## Goal
Below are records to transcribe exactly, without their pictures.

Dataset records:
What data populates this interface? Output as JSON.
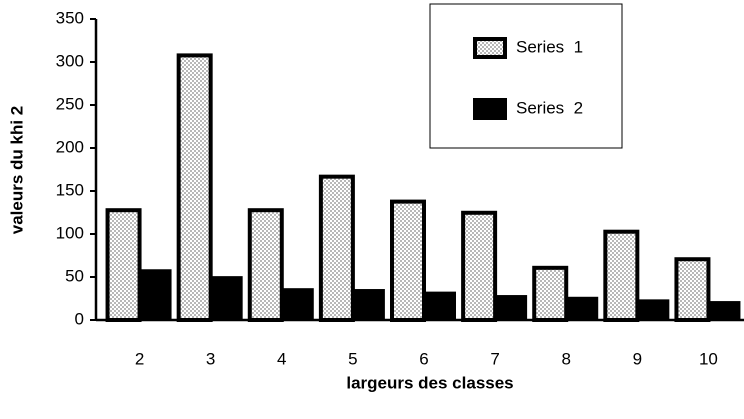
{
  "chart_data": {
    "type": "bar",
    "x_label": "largeurs des classes",
    "y_label": "valeurs du khi 2",
    "categories": [
      "2",
      "3",
      "4",
      "5",
      "6",
      "7",
      "8",
      "9",
      "10"
    ],
    "series": [
      {
        "name": "Series  1",
        "color": "#b8b8b8",
        "values": [
          130,
          310,
          130,
          169,
          140,
          127,
          63,
          105,
          73
        ]
      },
      {
        "name": "Series  2",
        "color": "#000000",
        "values": [
          59,
          51,
          37,
          36,
          33,
          29,
          27,
          24,
          22
        ]
      }
    ],
    "ylim": [
      0,
      350
    ],
    "yticks": [
      0,
      50,
      100,
      150,
      200,
      250,
      300,
      350
    ],
    "legend": "upper right"
  }
}
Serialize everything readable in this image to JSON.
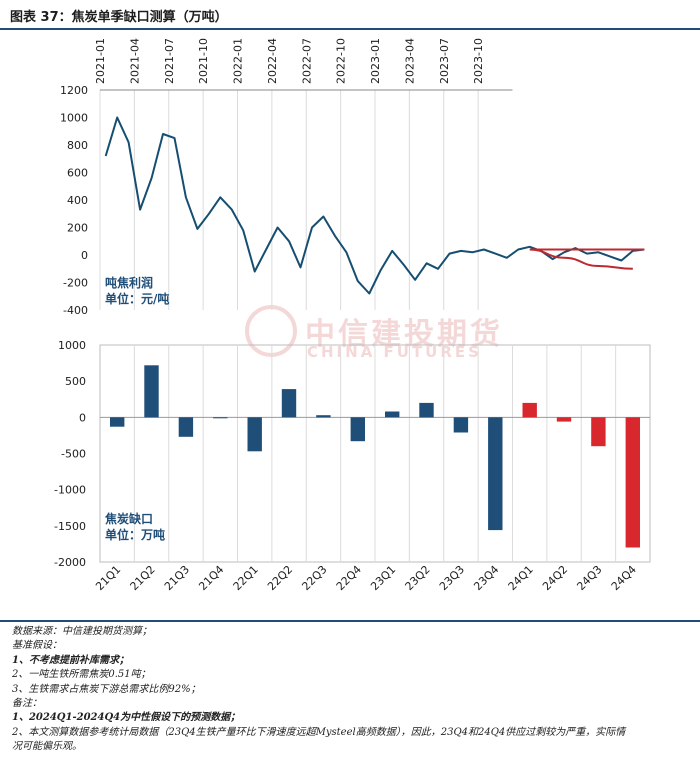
{
  "title": "图表 37：焦炭单季缺口测算（万吨）",
  "watermark": {
    "cn": "中信建投期货",
    "en": "CHINA FUTURES"
  },
  "colors": {
    "navy": "#1f4e79",
    "red": "#d9272e",
    "line_actual": "#164e72",
    "line_forecast": "#c0282f",
    "grid": "#dcdcdc",
    "axis_text": "#1d1d1d"
  },
  "chart_data": [
    {
      "type": "line",
      "series_label_line1": "吨焦利润",
      "series_label_line2": "单位：元/吨",
      "x_ticks": [
        "2021-01",
        "2021-04",
        "2021-07",
        "2021-10",
        "2022-01",
        "2022-04",
        "2022-07",
        "2022-10",
        "2023-01",
        "2023-04",
        "2023-07",
        "2023-10"
      ],
      "ylim": [
        -400,
        1200
      ],
      "y_ticks": [
        -400,
        -200,
        0,
        200,
        400,
        600,
        800,
        1000,
        1200
      ],
      "actual_monthly": [
        720,
        1000,
        820,
        330,
        560,
        880,
        850,
        420,
        190,
        300,
        420,
        330,
        180,
        -120,
        40,
        200,
        100,
        -90,
        200,
        280,
        140,
        20,
        -190,
        -280,
        -110,
        30,
        -70,
        -180,
        -60,
        -100,
        10,
        30,
        20,
        40,
        10,
        -20,
        40,
        60,
        30,
        -30,
        20,
        50,
        10,
        20,
        -10,
        -40,
        30,
        40
      ],
      "forecast_quarterly": [
        40,
        -20,
        -80,
        -100
      ]
    },
    {
      "type": "bar",
      "series_label_line1": "焦炭缺口",
      "series_label_line2": "单位：万吨",
      "categories": [
        "21Q1",
        "21Q2",
        "21Q3",
        "21Q4",
        "22Q1",
        "22Q2",
        "22Q3",
        "22Q4",
        "23Q1",
        "23Q2",
        "23Q3",
        "23Q4",
        "24Q1",
        "24Q2",
        "24Q3",
        "24Q4"
      ],
      "values": [
        -130,
        720,
        -270,
        0,
        -470,
        390,
        30,
        -330,
        80,
        200,
        -210,
        -1560,
        200,
        -60,
        -400,
        -1800
      ],
      "forecast_from_index": 12,
      "ylim": [
        -2000,
        1000
      ],
      "y_ticks": [
        -2000,
        -1500,
        -1000,
        -500,
        0,
        500,
        1000
      ]
    }
  ],
  "notes": [
    {
      "text": "数据来源：中信建投期货测算；",
      "bold": false
    },
    {
      "text": "基准假设：",
      "bold": false
    },
    {
      "text": "1、不考虑提前补库需求；",
      "bold": true
    },
    {
      "text": "2、一吨生铁所需焦炭0.51吨；",
      "bold": false
    },
    {
      "text": "3、生铁需求占焦炭下游总需求比例92%；",
      "bold": false
    },
    {
      "text": "备注：",
      "bold": false
    },
    {
      "text": "1、2024Q1-2024Q4为中性假设下的预测数据；",
      "bold": true
    },
    {
      "text": "2、本文测算数据参考统计局数据（23Q4生铁产量环比下滑速度远超Mysteel高频数据），因此，23Q4和24Q4供应过剩较为严重，实际情",
      "bold": false
    },
    {
      "text": "况可能偏乐观。",
      "bold": false
    }
  ]
}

## Task solution
What data populates this interface? Output as JSON.
{
  "chart_data": {
    "type": "bar",
    "x_label": "largeurs des classes",
    "y_label": "valeurs du khi 2",
    "categories": [
      "2",
      "3",
      "4",
      "5",
      "6",
      "7",
      "8",
      "9",
      "10"
    ],
    "series": [
      {
        "name": "Series  1",
        "color": "#b8b8b8",
        "values": [
          130,
          310,
          130,
          169,
          140,
          127,
          63,
          105,
          73
        ]
      },
      {
        "name": "Series  2",
        "color": "#000000",
        "values": [
          59,
          51,
          37,
          36,
          33,
          29,
          27,
          24,
          22
        ]
      }
    ],
    "ylim": [
      0,
      350
    ],
    "yticks": [
      0,
      50,
      100,
      150,
      200,
      250,
      300,
      350
    ],
    "legend": "upper right"
  }
}
Serialize everything readable in this image to JSON.
{
  "title": "图表 37：焦炭单季缺口测算（万吨）",
  "watermark": {
    "cn": "中信建投期货",
    "en": "CHINA FUTURES"
  },
  "colors": {
    "navy": "#1f4e79",
    "red": "#d9272e",
    "line_actual": "#164e72",
    "line_forecast": "#c0282f",
    "grid": "#dcdcdc",
    "axis_text": "#1d1d1d"
  },
  "chart_data": [
    {
      "type": "line",
      "series_label_line1": "吨焦利润",
      "series_label_line2": "单位：元/吨",
      "x_ticks": [
        "2021-01",
        "2021-04",
        "2021-07",
        "2021-10",
        "2022-01",
        "2022-04",
        "2022-07",
        "2022-10",
        "2023-01",
        "2023-04",
        "2023-07",
        "2023-10"
      ],
      "ylim": [
        -400,
        1200
      ],
      "y_ticks": [
        -400,
        -200,
        0,
        200,
        400,
        600,
        800,
        1000,
        1200
      ],
      "actual_monthly": [
        720,
        1000,
        820,
        330,
        560,
        880,
        850,
        420,
        190,
        300,
        420,
        330,
        180,
        -120,
        40,
        200,
        100,
        -90,
        200,
        280,
        140,
        20,
        -190,
        -280,
        -110,
        30,
        -70,
        -180,
        -60,
        -100,
        10,
        30,
        20,
        40,
        10,
        -20,
        40,
        60,
        30,
        -30,
        20,
        50,
        10,
        20,
        -10,
        -40,
        30,
        40
      ],
      "forecast_quarterly": [
        40,
        -20,
        -80,
        -100
      ]
    },
    {
      "type": "bar",
      "series_label_line1": "焦炭缺口",
      "series_label_line2": "单位：万吨",
      "categories": [
        "21Q1",
        "21Q2",
        "21Q3",
        "21Q4",
        "22Q1",
        "22Q2",
        "22Q3",
        "22Q4",
        "23Q1",
        "23Q2",
        "23Q3",
        "23Q4",
        "24Q1",
        "24Q2",
        "24Q3",
        "24Q4"
      ],
      "values": [
        -130,
        720,
        -270,
        0,
        -470,
        390,
        30,
        -330,
        80,
        200,
        -210,
        -1560,
        200,
        -60,
        -400,
        -1800
      ],
      "forecast_from_index": 12,
      "ylim": [
        -2000,
        1000
      ],
      "y_ticks": [
        -2000,
        -1500,
        -1000,
        -500,
        0,
        500,
        1000
      ]
    }
  ],
  "notes": [
    {
      "text": "数据来源：中信建投期货测算；",
      "bold": false
    },
    {
      "text": "基准假设：",
      "bold": false
    },
    {
      "text": "1、不考虑提前补库需求；",
      "bold": true
    },
    {
      "text": "2、一吨生铁所需焦炭0.51吨；",
      "bold": false
    },
    {
      "text": "3、生铁需求占焦炭下游总需求比例92%；",
      "bold": false
    },
    {
      "text": "备注：",
      "bold": false
    },
    {
      "text": "1、2024Q1-2024Q4为中性假设下的预测数据；",
      "bold": true
    },
    {
      "text": "2、本文测算数据参考统计局数据（23Q4生铁产量环比下滑速度远超Mysteel高频数据），因此，23Q4和24Q4供应过剩较为严重，实际情",
      "bold": false
    },
    {
      "text": "况可能偏乐观。",
      "bold": false
    }
  ]
}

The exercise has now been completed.